Instruction: Reproduce the complete listing without any deviation.

--- begin Given data ---

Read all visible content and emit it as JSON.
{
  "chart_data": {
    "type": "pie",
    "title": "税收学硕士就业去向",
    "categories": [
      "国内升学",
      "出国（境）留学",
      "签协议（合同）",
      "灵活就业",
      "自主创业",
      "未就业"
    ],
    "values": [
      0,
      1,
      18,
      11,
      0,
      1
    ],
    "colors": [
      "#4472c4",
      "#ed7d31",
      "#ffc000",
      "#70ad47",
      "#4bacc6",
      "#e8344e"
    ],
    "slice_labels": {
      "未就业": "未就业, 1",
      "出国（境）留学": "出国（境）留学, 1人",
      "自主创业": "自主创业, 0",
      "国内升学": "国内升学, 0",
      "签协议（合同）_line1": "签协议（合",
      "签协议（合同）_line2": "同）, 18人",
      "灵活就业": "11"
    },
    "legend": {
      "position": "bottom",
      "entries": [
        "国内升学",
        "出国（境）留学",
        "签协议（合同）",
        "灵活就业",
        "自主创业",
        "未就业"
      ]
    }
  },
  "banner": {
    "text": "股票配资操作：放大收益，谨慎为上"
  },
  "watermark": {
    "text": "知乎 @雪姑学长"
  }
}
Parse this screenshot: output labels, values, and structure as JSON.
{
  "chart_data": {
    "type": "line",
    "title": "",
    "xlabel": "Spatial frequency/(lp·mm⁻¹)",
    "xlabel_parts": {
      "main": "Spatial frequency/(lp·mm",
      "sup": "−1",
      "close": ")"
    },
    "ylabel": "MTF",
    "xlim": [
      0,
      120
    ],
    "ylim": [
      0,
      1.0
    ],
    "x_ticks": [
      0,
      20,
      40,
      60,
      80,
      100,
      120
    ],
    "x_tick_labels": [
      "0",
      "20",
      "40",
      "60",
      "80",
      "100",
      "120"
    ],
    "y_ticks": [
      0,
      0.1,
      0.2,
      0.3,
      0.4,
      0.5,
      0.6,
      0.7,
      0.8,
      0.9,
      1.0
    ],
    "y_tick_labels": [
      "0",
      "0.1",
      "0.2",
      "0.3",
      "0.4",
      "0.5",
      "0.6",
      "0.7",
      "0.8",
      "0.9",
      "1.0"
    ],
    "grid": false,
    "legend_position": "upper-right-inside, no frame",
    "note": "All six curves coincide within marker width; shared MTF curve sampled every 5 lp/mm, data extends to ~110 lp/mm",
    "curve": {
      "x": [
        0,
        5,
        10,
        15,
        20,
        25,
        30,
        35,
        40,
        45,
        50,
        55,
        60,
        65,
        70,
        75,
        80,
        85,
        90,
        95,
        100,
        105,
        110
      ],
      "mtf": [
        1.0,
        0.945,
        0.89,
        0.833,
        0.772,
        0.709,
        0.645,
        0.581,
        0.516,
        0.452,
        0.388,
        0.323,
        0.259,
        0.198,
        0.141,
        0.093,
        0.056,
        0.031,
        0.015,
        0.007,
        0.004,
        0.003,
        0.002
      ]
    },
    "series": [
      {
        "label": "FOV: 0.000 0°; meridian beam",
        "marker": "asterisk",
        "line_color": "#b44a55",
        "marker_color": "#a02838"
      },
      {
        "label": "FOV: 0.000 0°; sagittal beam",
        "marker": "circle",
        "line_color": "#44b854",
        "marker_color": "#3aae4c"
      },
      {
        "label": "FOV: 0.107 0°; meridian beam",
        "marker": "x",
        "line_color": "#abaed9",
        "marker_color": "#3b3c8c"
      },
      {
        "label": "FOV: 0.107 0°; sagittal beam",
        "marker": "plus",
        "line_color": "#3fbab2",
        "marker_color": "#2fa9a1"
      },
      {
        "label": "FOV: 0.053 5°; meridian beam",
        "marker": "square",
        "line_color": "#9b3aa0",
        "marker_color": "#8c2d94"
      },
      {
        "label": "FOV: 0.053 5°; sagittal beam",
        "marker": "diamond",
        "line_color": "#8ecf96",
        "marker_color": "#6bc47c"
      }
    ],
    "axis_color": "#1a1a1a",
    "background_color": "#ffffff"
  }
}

--- end Given data ---

Reply to the task:
Read all visible content and emit it as JSON.
{
  "chart_data": {
    "type": "pie",
    "title": "税收学硕士就业去向",
    "categories": [
      "国内升学",
      "出国（境）留学",
      "签协议（合同）",
      "灵活就业",
      "自主创业",
      "未就业"
    ],
    "values": [
      0,
      1,
      18,
      11,
      0,
      1
    ],
    "colors": [
      "#4472c4",
      "#ed7d31",
      "#ffc000",
      "#70ad47",
      "#4bacc6",
      "#e8344e"
    ],
    "slice_labels": {
      "未就业": "未就业, 1",
      "出国（境）留学": "出国（境）留学, 1人",
      "自主创业": "自主创业, 0",
      "国内升学": "国内升学, 0",
      "签协议（合同）_line1": "签协议（合",
      "签协议（合同）_line2": "同）, 18人",
      "灵活就业": "11"
    },
    "legend": {
      "position": "bottom",
      "entries": [
        "国内升学",
        "出国（境）留学",
        "签协议（合同）",
        "灵活就业",
        "自主创业",
        "未就业"
      ]
    }
  },
  "banner": {
    "text": "股票配资操作：放大收益，谨慎为上"
  },
  "watermark": {
    "text": "知乎 @雪姑学长"
  }
}
Parse this screenshot: output labels, values, and structure as JSON.
{
  "chart_data": {
    "type": "line",
    "title": "",
    "xlabel": "Spatial frequency/(lp·mm⁻¹)",
    "xlabel_parts": {
      "main": "Spatial frequency/(lp·mm",
      "sup": "−1",
      "close": ")"
    },
    "ylabel": "MTF",
    "xlim": [
      0,
      120
    ],
    "ylim": [
      0,
      1.0
    ],
    "x_ticks": [
      0,
      20,
      40,
      60,
      80,
      100,
      120
    ],
    "x_tick_labels": [
      "0",
      "20",
      "40",
      "60",
      "80",
      "100",
      "120"
    ],
    "y_ticks": [
      0,
      0.1,
      0.2,
      0.3,
      0.4,
      0.5,
      0.6,
      0.7,
      0.8,
      0.9,
      1.0
    ],
    "y_tick_labels": [
      "0",
      "0.1",
      "0.2",
      "0.3",
      "0.4",
      "0.5",
      "0.6",
      "0.7",
      "0.8",
      "0.9",
      "1.0"
    ],
    "grid": false,
    "legend_position": "upper-right-inside, no frame",
    "note": "All six curves coincide within marker width; shared MTF curve sampled every 5 lp/mm, data extends to ~110 lp/mm",
    "curve": {
      "x": [
        0,
        5,
        10,
        15,
        20,
        25,
        30,
        35,
        40,
        45,
        50,
        55,
        60,
        65,
        70,
        75,
        80,
        85,
        90,
        95,
        100,
        105,
        110
      ],
      "mtf": [
        1.0,
        0.945,
        0.89,
        0.833,
        0.772,
        0.709,
        0.645,
        0.581,
        0.516,
        0.452,
        0.388,
        0.323,
        0.259,
        0.198,
        0.141,
        0.093,
        0.056,
        0.031,
        0.015,
        0.007,
        0.004,
        0.003,
        0.002
      ]
    },
    "series": [
      {
        "label": "FOV: 0.000 0°; meridian beam",
        "marker": "asterisk",
        "line_color": "#b44a55",
        "marker_color": "#a02838"
      },
      {
        "label": "FOV: 0.000 0°; sagittal beam",
        "marker": "circle",
        "line_color": "#44b854",
        "marker_color": "#3aae4c"
      },
      {
        "label": "FOV: 0.107 0°; meridian beam",
        "marker": "x",
        "line_color": "#abaed9",
        "marker_color": "#3b3c8c"
      },
      {
        "label": "FOV: 0.107 0°; sagittal beam",
        "marker": "plus",
        "line_color": "#3fbab2",
        "marker_color": "#2fa9a1"
      },
      {
        "label": "FOV: 0.053 5°; meridian beam",
        "marker": "square",
        "line_color": "#9b3aa0",
        "marker_color": "#8c2d94"
      },
      {
        "label": "FOV: 0.053 5°; sagittal beam",
        "marker": "diamond",
        "line_color": "#8ecf96",
        "marker_color": "#6bc47c"
      }
    ],
    "axis_color": "#1a1a1a",
    "background_color": "#ffffff"
  }
}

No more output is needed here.